--- Directive ---
Find the lines holding the string "Website" in the data, then copy all of them.

Extracted data entries:
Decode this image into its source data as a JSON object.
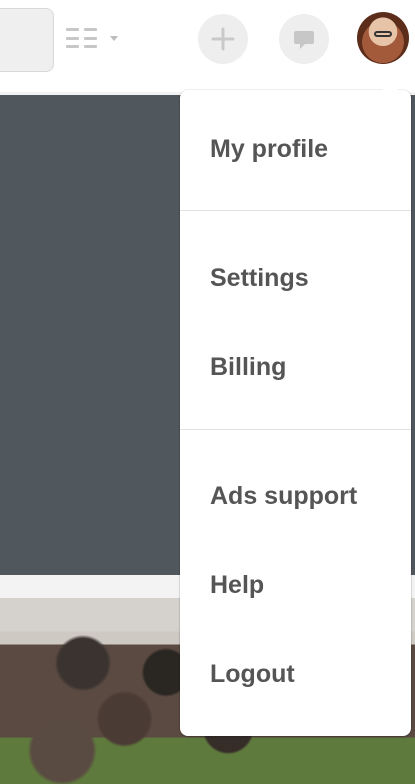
{
  "header": {
    "buttons": {
      "plus_label": "+",
      "chat_label": ""
    },
    "icons": {
      "view": "grid-list-icon",
      "plus": "plus-icon",
      "chat": "chat-bubble-icon",
      "avatar": "avatar-photo"
    }
  },
  "menu": {
    "items": [
      {
        "label": "My profile"
      },
      {
        "label": "Settings"
      },
      {
        "label": "Billing"
      },
      {
        "label": "Ads support"
      },
      {
        "label": "Help"
      },
      {
        "label": "Logout"
      }
    ]
  },
  "colors": {
    "header_bg": "#ffffff",
    "backdrop": "#50575d",
    "menu_bg": "#ffffff",
    "menu_text": "#555555",
    "icon_gray": "#c7c7c7",
    "button_bg": "#eeeeee"
  }
}
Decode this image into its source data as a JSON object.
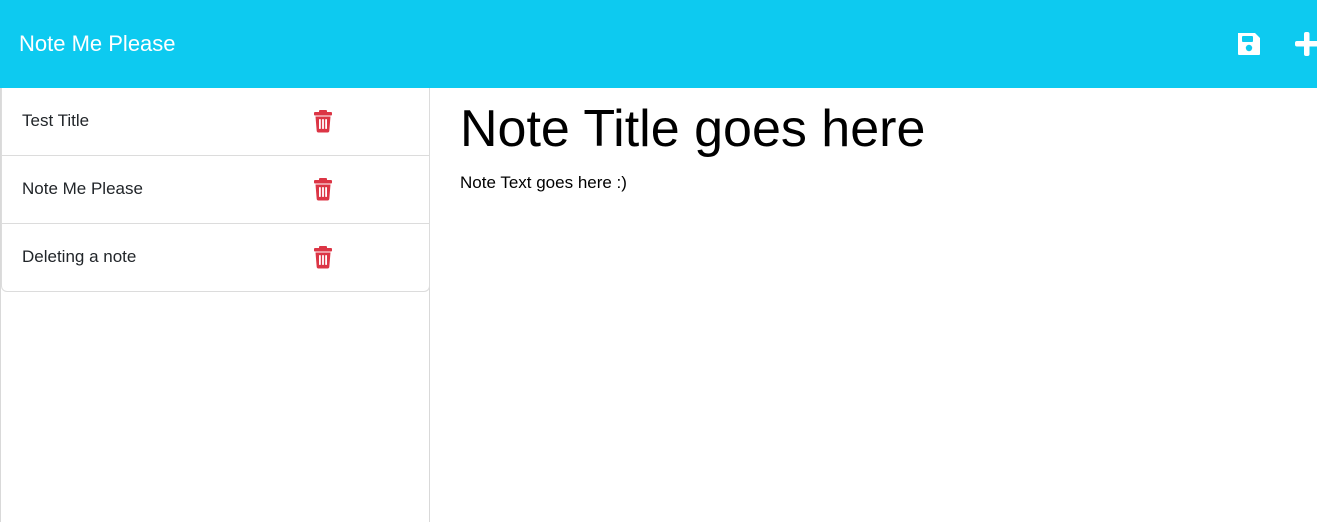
{
  "header": {
    "brand": "Note Me Please",
    "save_icon": "floppy-disk-icon",
    "add_icon": "plus-icon",
    "background_color": "#0dcaf0"
  },
  "notes": [
    {
      "title": "Test Title",
      "delete_icon": "trash-icon"
    },
    {
      "title": "Note Me Please",
      "delete_icon": "trash-icon"
    },
    {
      "title": "Deleting a note",
      "delete_icon": "trash-icon"
    }
  ],
  "editor": {
    "title_placeholder": "Note Title goes here",
    "text_placeholder": "Note Text goes here :)"
  },
  "colors": {
    "delete": "#dc3545",
    "header_text": "#ffffff"
  }
}
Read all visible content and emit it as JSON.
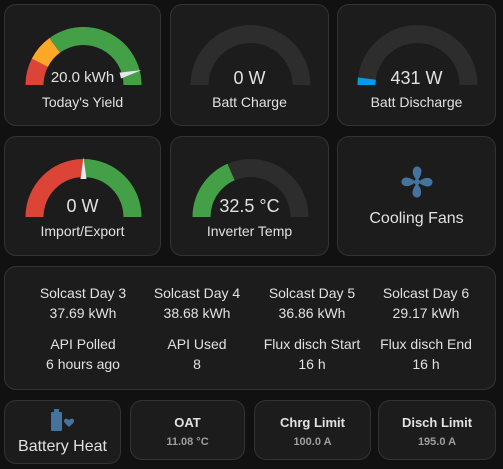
{
  "colors": {
    "background": "#111111",
    "card": "#1c1c1c",
    "track": "#2d2d2d",
    "green": "#43a047",
    "orange": "#ffa726",
    "red": "#db4437",
    "blue": "#039be5",
    "fan_blue": "#44739e",
    "needle": "#e8e8e8"
  },
  "gauges": [
    {
      "label": "Today's Yield",
      "value": "20.0 kWh",
      "level": 0.92,
      "style": "segmented",
      "needle": true
    },
    {
      "label": "Batt Charge",
      "value": "0 W",
      "level": 0.0,
      "style": "fill"
    },
    {
      "label": "Batt Discharge",
      "value": "431 W",
      "level": 0.04,
      "style": "fill"
    },
    {
      "label": "Import/Export",
      "value": "0 W",
      "level": 0.5,
      "style": "segmented",
      "needle": true
    },
    {
      "label": "Inverter Temp",
      "value": "32.5 °C",
      "level": 0.37,
      "style": "fill"
    }
  ],
  "cooling_fans": {
    "label": "Cooling Fans",
    "icon": "fan-icon"
  },
  "stats": [
    {
      "title": "Solcast Day 3",
      "value": "37.69 kWh"
    },
    {
      "title": "Solcast Day 4",
      "value": "38.68 kWh"
    },
    {
      "title": "Solcast Day 5",
      "value": "36.86 kWh"
    },
    {
      "title": "Solcast Day 6",
      "value": "29.17 kWh"
    },
    {
      "title": "API Polled",
      "value": "6 hours ago"
    },
    {
      "title": "API Used",
      "value": "8"
    },
    {
      "title": "Flux disch Start",
      "value": "16 h"
    },
    {
      "title": "Flux disch End",
      "value": "16 h"
    }
  ],
  "battery_heat": {
    "label": "Battery Heat",
    "icon": "battery-heart-icon"
  },
  "chips": [
    {
      "title": "OAT",
      "value": "11.08 °C"
    },
    {
      "title": "Chrg Limit",
      "value": "100.0 A"
    },
    {
      "title": "Disch Limit",
      "value": "195.0 A"
    }
  ]
}
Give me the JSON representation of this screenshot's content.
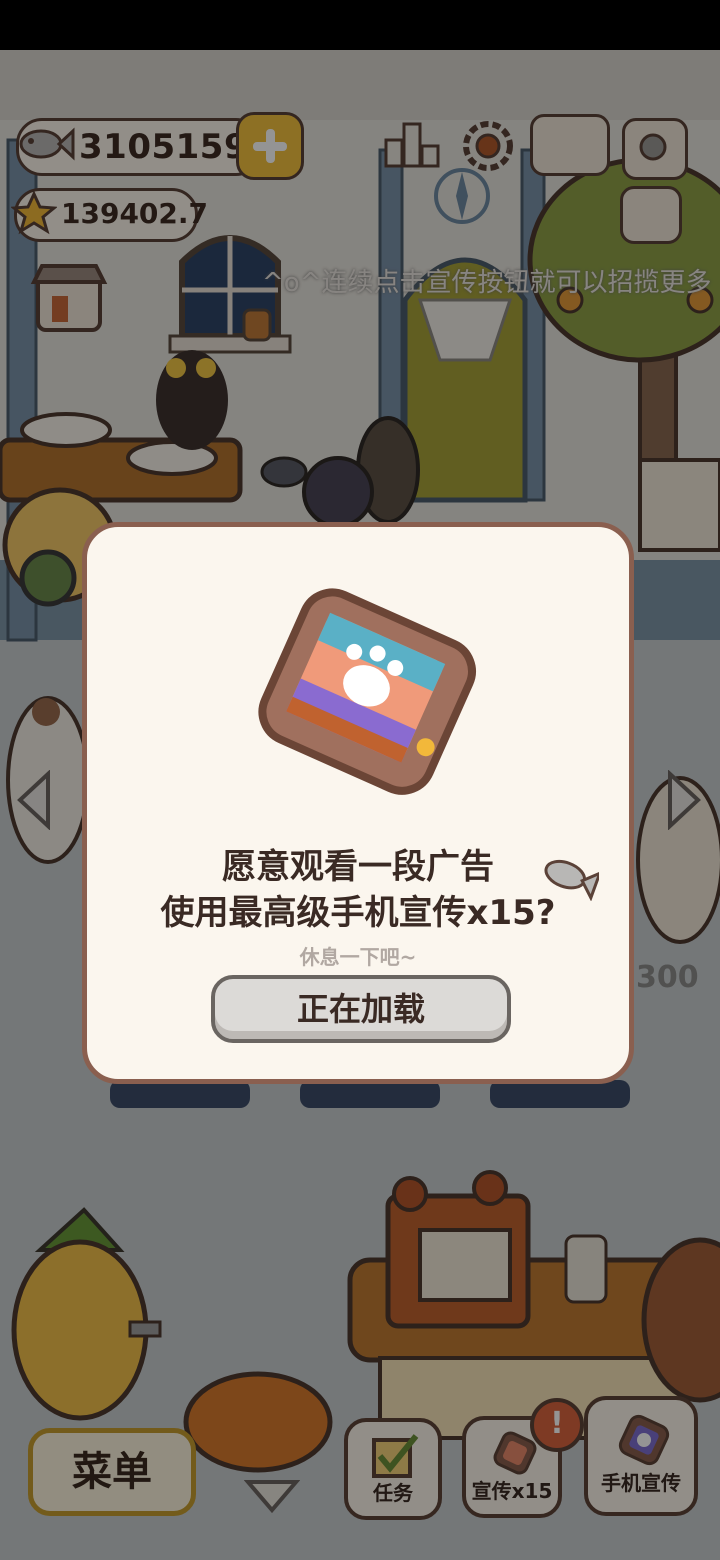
{
  "hud": {
    "fish_count": "3105159",
    "star_count": "139402.7"
  },
  "scroll_message": "^o^连续点击宣传按钮就可以招揽更多",
  "dialog": {
    "line1": "愿意观看一段广告",
    "line2": "使用最高级手机宣传x15?",
    "subtext": "休息一下吧~",
    "button_label": "正在加载"
  },
  "background_price": "300",
  "bottom": {
    "menu_label": "菜单",
    "tasks_label": "任务",
    "promo_label": "宣传x15",
    "promo_badge": "!",
    "phone_promo_label": "手机宣传"
  },
  "colors": {
    "dim_overlay": "rgba(0,0,0,0.42)",
    "dialog_bg": "#fbf6ee",
    "dialog_border": "#8a5f4f",
    "menu_border": "#c79d2f",
    "badge": "#d9643f"
  },
  "icons": [
    "fish-icon",
    "star-icon",
    "plus-icon",
    "leaderboard-icon",
    "settings-gear-icon",
    "cat-book-icon",
    "camera-icon",
    "newspaper-icon",
    "shop-icon",
    "phone-card-icon",
    "checkbox-icon",
    "chevron-down-icon"
  ]
}
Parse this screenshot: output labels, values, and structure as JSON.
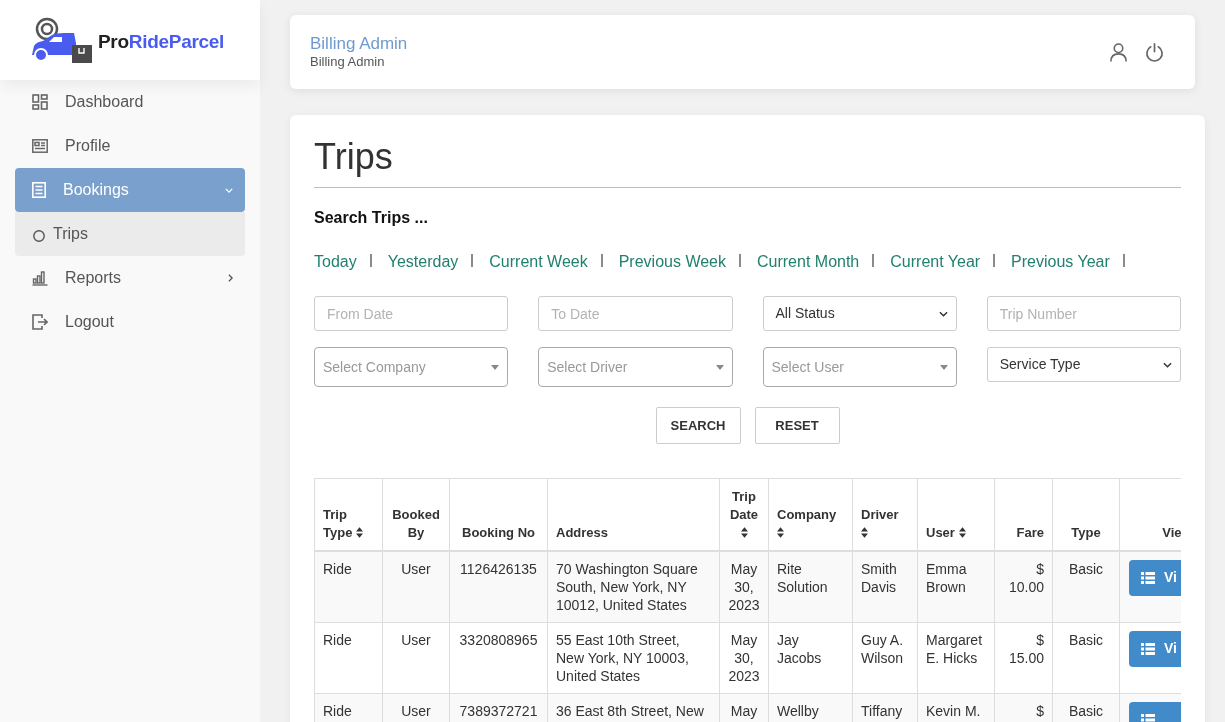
{
  "logo": {
    "parts": [
      "Pro",
      "RideParcel"
    ]
  },
  "sidebar": {
    "items": [
      {
        "label": "Dashboard",
        "kind": "link",
        "selected": false
      },
      {
        "label": "Profile",
        "kind": "link",
        "selected": false
      },
      {
        "label": "Bookings",
        "kind": "menu",
        "selected": true,
        "expanded": true,
        "children": [
          {
            "label": "Trips",
            "selected": true
          }
        ]
      },
      {
        "label": "Reports",
        "kind": "menu",
        "selected": false,
        "expanded": false
      },
      {
        "label": "Logout",
        "kind": "link",
        "selected": false
      }
    ]
  },
  "header": {
    "title": "Billing Admin",
    "subtitle": "Billing Admin"
  },
  "page": {
    "title": "Trips",
    "search_heading": "Search Trips ...",
    "quick_ranges": [
      "Today",
      "Yesterday",
      "Current Week",
      "Previous Week",
      "Current Month",
      "Current Year",
      "Previous Year"
    ],
    "filters": [
      {
        "kind": "input",
        "placeholder": "From Date"
      },
      {
        "kind": "input",
        "placeholder": "To Date"
      },
      {
        "kind": "select",
        "value": "All Status"
      },
      {
        "kind": "input",
        "placeholder": "Trip Number"
      },
      {
        "kind": "combo",
        "placeholder": "Select Company"
      },
      {
        "kind": "combo",
        "placeholder": "Select Driver"
      },
      {
        "kind": "combo",
        "placeholder": "Select User"
      },
      {
        "kind": "select",
        "value": "Service Type"
      }
    ],
    "buttons": [
      "SEARCH",
      "RESET"
    ]
  },
  "table": {
    "columns": [
      {
        "label": "Trip Type",
        "sortable": true
      },
      {
        "label": "Booked By",
        "sortable": false
      },
      {
        "label": "Booking No",
        "sortable": false
      },
      {
        "label": "Address",
        "sortable": false
      },
      {
        "label": "Trip Date",
        "sortable": true
      },
      {
        "label": "Company",
        "sortable": true
      },
      {
        "label": "Driver",
        "sortable": true
      },
      {
        "label": "User",
        "sortable": true
      },
      {
        "label": "Fare",
        "sortable": false
      },
      {
        "label": "Type",
        "sortable": false
      },
      {
        "label": "Vie",
        "sortable": false
      }
    ],
    "rows": [
      {
        "cells": [
          "Ride",
          "User",
          "1126426135",
          "70 Washington Square South, New York, NY 10012, United States",
          "May 30, 2023",
          "Rite Solution",
          "Smith Davis",
          "Emma Brown",
          "$ 10.00",
          "Basic"
        ],
        "view": "Vi"
      },
      {
        "cells": [
          "Ride",
          "User",
          "3320808965",
          "55 East 10th Street, New York, NY 10003, United States",
          "May 30, 2023",
          "Jay Jacobs",
          "Guy A. Wilson",
          "Margaret E. Hicks",
          "$ 15.00",
          "Basic"
        ],
        "view": "Vi"
      },
      {
        "cells": [
          "Ride",
          "User",
          "7389372721",
          "36 East 8th Street, New",
          "May",
          "Wellby",
          "Tiffany",
          "Kevin M.",
          "$",
          "Basic"
        ]
      }
    ]
  }
}
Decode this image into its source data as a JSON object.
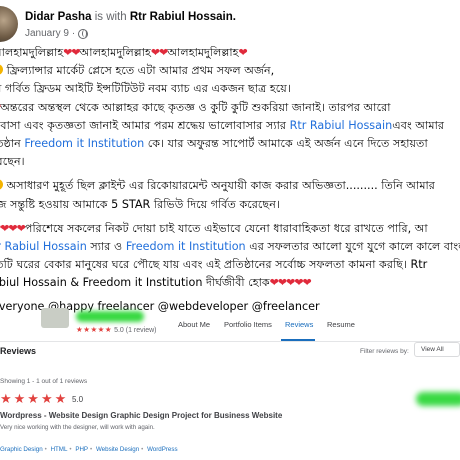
{
  "post": {
    "author": "Didar Pasha",
    "with_text": "is with",
    "tagged": "Rtr Rabiul Hossain.",
    "date": "January 9",
    "lines": {
      "l1_a": "আলহামদুলিল্লাহ",
      "l1_b": "আলহামদুলিল্লাহ",
      "l1_c": "আলহামদুলিল্লাহ",
      "l2": "ফ্রিল্যান্সার মার্কেট প্লেসে হতে এটা আমার প্রথম সফল অর্জন,",
      "l3": "মি গর্বিত ফ্রিডম আইটি ইন্সটিটিউট নবম ব্যাচ এর একজন ছাত্র হয়ে।",
      "l4": "অন্তরের অন্তস্থল থেকে আল্লাহর কাছে কৃতজ্ঞ ও কুটি কুটি শুকরিয়া জানাই। তারপর আরো",
      "l5_a": "লবাসা এবং কৃতজ্ঞতা জানাই আমার পরম শ্রদ্ধেয় ভালোবাসার স্যার",
      "l5_link": "Rtr Rabiul Hossain",
      "l5_b": "এবং আমার",
      "l6_a": "তিষ্ঠান",
      "l6_link": "Freedom it Institution",
      "l6_b": "কে। যার অফুরন্ত সাপোর্ট আমাকে এই অর্জন এনে দিতে সহায়তা",
      "l7": "রেছেন।",
      "l8": "অসাধারণ মুহূর্ত ছিল ক্লাইন্ট এর রিকোয়ারমেন্ট অনুযায়ী কাজ করার অভিজ্ঞতা......... তিনি আমার",
      "l9": "জে সন্তুষ্টি হওয়ায় আমাকে 5 STAR রিভিউ দিয়ে গর্বিত করেছেন।",
      "l10": "পরিশেষে সকলের নিকট দোয়া চাই যাতে এইভাবে যেনো ধারাবাহিকতা ধরে রাখতে পারি, আ",
      "l11_link_a": "tr Rabiul Hossain",
      "l11_mid": "স্যার ও",
      "l11_link_b": "Freedom it Institution",
      "l11_b": "এর সফলতার আলো যুগে যুগে কালে কালে বাংলার",
      "l12": "তিটি ঘরের বেকার মানুষের ঘরে পৌছে যায় এবং এই প্রতিষ্ঠানের সর্বোচ্চ সফলতা কামনা করছি। Rtr",
      "l13": "abiul Hossain & Freedom it Institution দীর্ঘজীবী হোক",
      "tags": "everyone @happy freelancer @webdeveloper @freelancer"
    }
  },
  "profile": {
    "rating_value": "5.0",
    "rating_count": "(1 review)",
    "tabs": [
      "About Me",
      "Portfolio Items",
      "Reviews",
      "Resume"
    ],
    "active_tab": "Reviews"
  },
  "reviews": {
    "title": "Reviews",
    "filter_label": "Filter reviews by:",
    "filter_value": "View All",
    "showing": "Showing 1 - 1 out of 1 reviews",
    "score": "5.0",
    "project_title": "Wordpress - Website Design Graphic Design Project for Business Website",
    "review_text": "Very nice working with the designer, will work with again.",
    "skills": [
      "Graphic Design",
      "HTML",
      "PHP",
      "Website Design",
      "WordPress"
    ]
  },
  "colors": {
    "link": "#216fdb",
    "heart": "#e02a3b",
    "star": "#e1423f",
    "tab_active": "#1a6ebd"
  },
  "icons": [
    "globe-icon",
    "heart-icon",
    "star-icon",
    "smile-emoji-icon"
  ]
}
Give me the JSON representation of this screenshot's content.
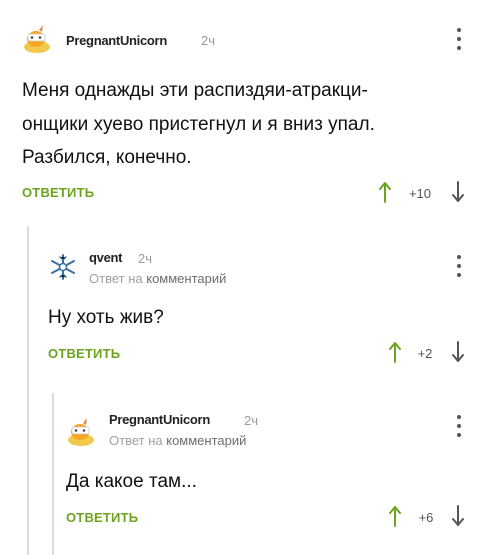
{
  "comments": [
    {
      "username": "PregnantUnicorn",
      "time": "2ч",
      "text_lines": [
        "Меня однажды эти распиздяи-атракци-",
        "онщики хуево пристегнул и я вниз упал.",
        "Разбился, конечно."
      ],
      "reply_label": "ОТВЕТИТЬ",
      "score": "+10",
      "avatar": "unicorn-avatar",
      "colors": {
        "up_arrow": "#6ca31f",
        "down_arrow": "#555555"
      }
    },
    {
      "username": "qvent",
      "time": "2ч",
      "reply_prefix": "Ответ на",
      "reply_link": "комментарий",
      "text_lines": [
        "Ну хоть жив?"
      ],
      "reply_label": "ОТВЕТИТЬ",
      "score": "+2",
      "avatar": "snowflake-avatar"
    },
    {
      "username": "PregnantUnicorn",
      "time": "2ч",
      "reply_prefix": "Ответ на",
      "reply_link": "комментарий",
      "text_lines": [
        "Да какое там..."
      ],
      "reply_label": "ОТВЕТИТЬ",
      "score": "+6",
      "avatar": "unicorn-avatar"
    }
  ],
  "theme": {
    "accent_green": "#6ca31f",
    "thread_line": "#dcdcdc",
    "muted_text": "#9a9a9a"
  }
}
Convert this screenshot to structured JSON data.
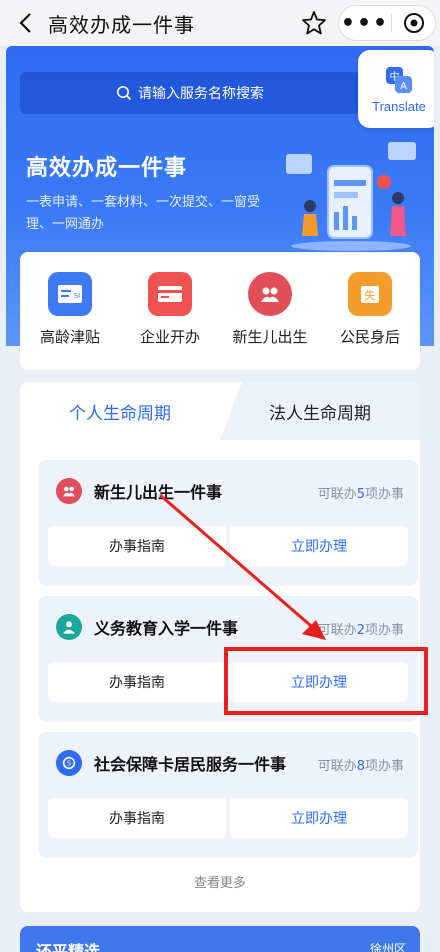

--- Solved exercise ---
    "project_title": "Wordpress - Website Design Graphic Design Project for Business Website",
      "Website Design",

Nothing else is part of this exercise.